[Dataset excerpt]
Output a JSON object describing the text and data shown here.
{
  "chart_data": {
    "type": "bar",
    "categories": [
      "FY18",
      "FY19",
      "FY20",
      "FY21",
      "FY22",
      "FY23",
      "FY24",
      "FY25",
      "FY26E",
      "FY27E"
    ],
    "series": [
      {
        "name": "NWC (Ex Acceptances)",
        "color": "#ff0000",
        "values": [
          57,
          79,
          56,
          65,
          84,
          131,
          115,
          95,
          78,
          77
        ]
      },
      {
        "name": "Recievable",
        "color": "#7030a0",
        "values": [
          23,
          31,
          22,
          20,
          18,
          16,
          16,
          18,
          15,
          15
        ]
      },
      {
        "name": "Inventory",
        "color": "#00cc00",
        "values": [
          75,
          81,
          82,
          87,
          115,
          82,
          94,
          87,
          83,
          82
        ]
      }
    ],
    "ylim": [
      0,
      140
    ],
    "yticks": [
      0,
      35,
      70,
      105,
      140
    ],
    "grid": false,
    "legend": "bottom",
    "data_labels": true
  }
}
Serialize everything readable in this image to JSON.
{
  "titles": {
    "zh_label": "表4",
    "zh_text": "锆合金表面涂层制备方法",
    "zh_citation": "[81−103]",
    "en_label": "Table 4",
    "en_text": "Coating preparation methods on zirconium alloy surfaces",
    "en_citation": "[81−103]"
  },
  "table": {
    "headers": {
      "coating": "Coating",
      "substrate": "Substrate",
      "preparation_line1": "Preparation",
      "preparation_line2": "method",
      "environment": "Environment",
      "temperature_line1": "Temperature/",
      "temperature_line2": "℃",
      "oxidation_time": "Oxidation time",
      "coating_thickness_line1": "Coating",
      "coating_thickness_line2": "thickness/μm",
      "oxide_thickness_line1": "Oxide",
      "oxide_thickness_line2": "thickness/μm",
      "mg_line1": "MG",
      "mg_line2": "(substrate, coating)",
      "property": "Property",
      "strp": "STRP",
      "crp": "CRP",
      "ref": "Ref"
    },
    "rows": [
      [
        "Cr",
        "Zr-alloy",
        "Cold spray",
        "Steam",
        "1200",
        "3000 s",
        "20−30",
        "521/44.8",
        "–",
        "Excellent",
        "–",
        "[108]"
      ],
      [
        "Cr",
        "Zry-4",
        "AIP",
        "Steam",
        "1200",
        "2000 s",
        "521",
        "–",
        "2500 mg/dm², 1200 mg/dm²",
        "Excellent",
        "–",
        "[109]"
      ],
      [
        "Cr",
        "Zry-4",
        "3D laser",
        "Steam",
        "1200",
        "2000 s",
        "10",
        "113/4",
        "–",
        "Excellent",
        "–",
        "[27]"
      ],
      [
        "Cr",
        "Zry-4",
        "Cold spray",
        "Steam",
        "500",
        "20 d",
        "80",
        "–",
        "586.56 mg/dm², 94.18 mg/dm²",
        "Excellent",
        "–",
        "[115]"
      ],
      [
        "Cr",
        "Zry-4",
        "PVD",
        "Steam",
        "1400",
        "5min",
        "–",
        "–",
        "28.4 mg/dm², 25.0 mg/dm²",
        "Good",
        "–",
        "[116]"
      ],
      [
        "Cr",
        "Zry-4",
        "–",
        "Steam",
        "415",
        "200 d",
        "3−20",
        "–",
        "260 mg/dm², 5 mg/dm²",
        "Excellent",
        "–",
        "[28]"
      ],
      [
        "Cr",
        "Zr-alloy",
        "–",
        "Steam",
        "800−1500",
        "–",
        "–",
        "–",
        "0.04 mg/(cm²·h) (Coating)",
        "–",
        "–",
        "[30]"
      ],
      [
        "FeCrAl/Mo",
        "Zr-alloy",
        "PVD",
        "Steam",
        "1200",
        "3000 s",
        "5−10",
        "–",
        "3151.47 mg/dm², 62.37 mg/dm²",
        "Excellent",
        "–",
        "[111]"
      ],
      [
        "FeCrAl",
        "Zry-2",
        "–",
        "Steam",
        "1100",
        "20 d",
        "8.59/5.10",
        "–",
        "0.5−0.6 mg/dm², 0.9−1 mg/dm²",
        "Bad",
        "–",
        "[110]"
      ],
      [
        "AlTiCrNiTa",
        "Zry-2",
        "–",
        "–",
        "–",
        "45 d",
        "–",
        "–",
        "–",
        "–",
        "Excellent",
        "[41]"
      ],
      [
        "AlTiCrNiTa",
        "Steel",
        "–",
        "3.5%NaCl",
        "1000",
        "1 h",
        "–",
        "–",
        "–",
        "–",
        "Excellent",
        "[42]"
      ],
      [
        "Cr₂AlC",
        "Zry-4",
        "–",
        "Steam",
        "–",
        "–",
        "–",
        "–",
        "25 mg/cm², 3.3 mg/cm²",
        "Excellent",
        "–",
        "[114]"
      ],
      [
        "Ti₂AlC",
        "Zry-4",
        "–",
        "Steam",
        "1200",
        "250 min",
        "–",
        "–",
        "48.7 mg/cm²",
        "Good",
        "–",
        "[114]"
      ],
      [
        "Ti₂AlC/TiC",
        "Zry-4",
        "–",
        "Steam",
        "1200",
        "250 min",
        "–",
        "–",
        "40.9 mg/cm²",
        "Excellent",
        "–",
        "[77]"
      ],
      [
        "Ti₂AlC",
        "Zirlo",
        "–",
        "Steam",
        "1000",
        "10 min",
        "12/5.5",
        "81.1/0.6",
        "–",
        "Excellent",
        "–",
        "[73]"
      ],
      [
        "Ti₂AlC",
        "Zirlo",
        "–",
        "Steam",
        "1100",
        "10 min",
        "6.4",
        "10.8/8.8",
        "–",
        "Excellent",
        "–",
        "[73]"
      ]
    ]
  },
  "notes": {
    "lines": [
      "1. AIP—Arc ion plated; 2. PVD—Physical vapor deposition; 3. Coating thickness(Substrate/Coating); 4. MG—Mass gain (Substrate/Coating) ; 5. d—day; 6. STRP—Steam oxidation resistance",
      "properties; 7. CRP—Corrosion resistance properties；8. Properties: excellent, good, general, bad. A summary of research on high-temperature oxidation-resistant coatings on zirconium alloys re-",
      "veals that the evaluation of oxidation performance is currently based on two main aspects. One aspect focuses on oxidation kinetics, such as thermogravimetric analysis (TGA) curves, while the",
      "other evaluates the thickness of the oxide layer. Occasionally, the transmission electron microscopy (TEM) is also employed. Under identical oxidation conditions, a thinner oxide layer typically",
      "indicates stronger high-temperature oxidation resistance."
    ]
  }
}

## Stated exercise
All of the records must be retyped exactly as they are.

## Complete output
Output a JSON object describing the text and data shown here.
{
  "chart_data": {
    "type": "bar",
    "categories": [
      "FY18",
      "FY19",
      "FY20",
      "FY21",
      "FY22",
      "FY23",
      "FY24",
      "FY25",
      "FY26E",
      "FY27E"
    ],
    "series": [
      {
        "name": "NWC (Ex Acceptances)",
        "color": "#ff0000",
        "values": [
          57,
          79,
          56,
          65,
          84,
          131,
          115,
          95,
          78,
          77
        ]
      },
      {
        "name": "Recievable",
        "color": "#7030a0",
        "values": [
          23,
          31,
          22,
          20,
          18,
          16,
          16,
          18,
          15,
          15
        ]
      },
      {
        "name": "Inventory",
        "color": "#00cc00",
        "values": [
          75,
          81,
          82,
          87,
          115,
          82,
          94,
          87,
          83,
          82
        ]
      }
    ],
    "ylim": [
      0,
      140
    ],
    "yticks": [
      0,
      35,
      70,
      105,
      140
    ],
    "grid": false,
    "legend": "bottom",
    "data_labels": true
  }
}
Serialize everything readable in this image to JSON.
{
  "titles": {
    "zh_label": "表4",
    "zh_text": "锆合金表面涂层制备方法",
    "zh_citation": "[81−103]",
    "en_label": "Table 4",
    "en_text": "Coating preparation methods on zirconium alloy surfaces",
    "en_citation": "[81−103]"
  },
  "table": {
    "headers": {
      "coating": "Coating",
      "substrate": "Substrate",
      "preparation_line1": "Preparation",
      "preparation_line2": "method",
      "environment": "Environment",
      "temperature_line1": "Temperature/",
      "temperature_line2": "℃",
      "oxidation_time": "Oxidation time",
      "coating_thickness_line1": "Coating",
      "coating_thickness_line2": "thickness/μm",
      "oxide_thickness_line1": "Oxide",
      "oxide_thickness_line2": "thickness/μm",
      "mg_line1": "MG",
      "mg_line2": "(substrate, coating)",
      "property": "Property",
      "strp": "STRP",
      "crp": "CRP",
      "ref": "Ref"
    },
    "rows": [
      [
        "Cr",
        "Zr-alloy",
        "Cold spray",
        "Steam",
        "1200",
        "3000 s",
        "20−30",
        "521/44.8",
        "–",
        "Excellent",
        "–",
        "[108]"
      ],
      [
        "Cr",
        "Zry-4",
        "AIP",
        "Steam",
        "1200",
        "2000 s",
        "521",
        "–",
        "2500 mg/dm², 1200 mg/dm²",
        "Excellent",
        "–",
        "[109]"
      ],
      [
        "Cr",
        "Zry-4",
        "3D laser",
        "Steam",
        "1200",
        "2000 s",
        "10",
        "113/4",
        "–",
        "Excellent",
        "–",
        "[27]"
      ],
      [
        "Cr",
        "Zry-4",
        "Cold spray",
        "Steam",
        "500",
        "20 d",
        "80",
        "–",
        "586.56 mg/dm², 94.18 mg/dm²",
        "Excellent",
        "–",
        "[115]"
      ],
      [
        "Cr",
        "Zry-4",
        "PVD",
        "Steam",
        "1400",
        "5min",
        "–",
        "–",
        "28.4 mg/dm², 25.0 mg/dm²",
        "Good",
        "–",
        "[116]"
      ],
      [
        "Cr",
        "Zry-4",
        "–",
        "Steam",
        "415",
        "200 d",
        "3−20",
        "–",
        "260 mg/dm², 5 mg/dm²",
        "Excellent",
        "–",
        "[28]"
      ],
      [
        "Cr",
        "Zr-alloy",
        "–",
        "Steam",
        "800−1500",
        "–",
        "–",
        "–",
        "0.04 mg/(cm²·h) (Coating)",
        "–",
        "–",
        "[30]"
      ],
      [
        "FeCrAl/Mo",
        "Zr-alloy",
        "PVD",
        "Steam",
        "1200",
        "3000 s",
        "5−10",
        "–",
        "3151.47 mg/dm², 62.37 mg/dm²",
        "Excellent",
        "–",
        "[111]"
      ],
      [
        "FeCrAl",
        "Zry-2",
        "–",
        "Steam",
        "1100",
        "20 d",
        "8.59/5.10",
        "–",
        "0.5−0.6 mg/dm², 0.9−1 mg/dm²",
        "Bad",
        "–",
        "[110]"
      ],
      [
        "AlTiCrNiTa",
        "Zry-2",
        "–",
        "–",
        "–",
        "45 d",
        "–",
        "–",
        "–",
        "–",
        "Excellent",
        "[41]"
      ],
      [
        "AlTiCrNiTa",
        "Steel",
        "–",
        "3.5%NaCl",
        "1000",
        "1 h",
        "–",
        "–",
        "–",
        "–",
        "Excellent",
        "[42]"
      ],
      [
        "Cr₂AlC",
        "Zry-4",
        "–",
        "Steam",
        "–",
        "–",
        "–",
        "–",
        "25 mg/cm², 3.3 mg/cm²",
        "Excellent",
        "–",
        "[114]"
      ],
      [
        "Ti₂AlC",
        "Zry-4",
        "–",
        "Steam",
        "1200",
        "250 min",
        "–",
        "–",
        "48.7 mg/cm²",
        "Good",
        "–",
        "[114]"
      ],
      [
        "Ti₂AlC/TiC",
        "Zry-4",
        "–",
        "Steam",
        "1200",
        "250 min",
        "–",
        "–",
        "40.9 mg/cm²",
        "Excellent",
        "–",
        "[77]"
      ],
      [
        "Ti₂AlC",
        "Zirlo",
        "–",
        "Steam",
        "1000",
        "10 min",
        "12/5.5",
        "81.1/0.6",
        "–",
        "Excellent",
        "–",
        "[73]"
      ],
      [
        "Ti₂AlC",
        "Zirlo",
        "–",
        "Steam",
        "1100",
        "10 min",
        "6.4",
        "10.8/8.8",
        "–",
        "Excellent",
        "–",
        "[73]"
      ]
    ]
  },
  "notes": {
    "lines": [
      "1. AIP—Arc ion plated; 2. PVD—Physical vapor deposition; 3. Coating thickness(Substrate/Coating); 4. MG—Mass gain (Substrate/Coating) ; 5. d—day; 6. STRP—Steam oxidation resistance",
      "properties; 7. CRP—Corrosion resistance properties；8. Properties: excellent, good, general, bad. A summary of research on high-temperature oxidation-resistant coatings on zirconium alloys re-",
      "veals that the evaluation of oxidation performance is currently based on two main aspects. One aspect focuses on oxidation kinetics, such as thermogravimetric analysis (TGA) curves, while the",
      "other evaluates the thickness of the oxide layer. Occasionally, the transmission electron microscopy (TEM) is also employed. Under identical oxidation conditions, a thinner oxide layer typically",
      "indicates stronger high-temperature oxidation resistance."
    ]
  }
}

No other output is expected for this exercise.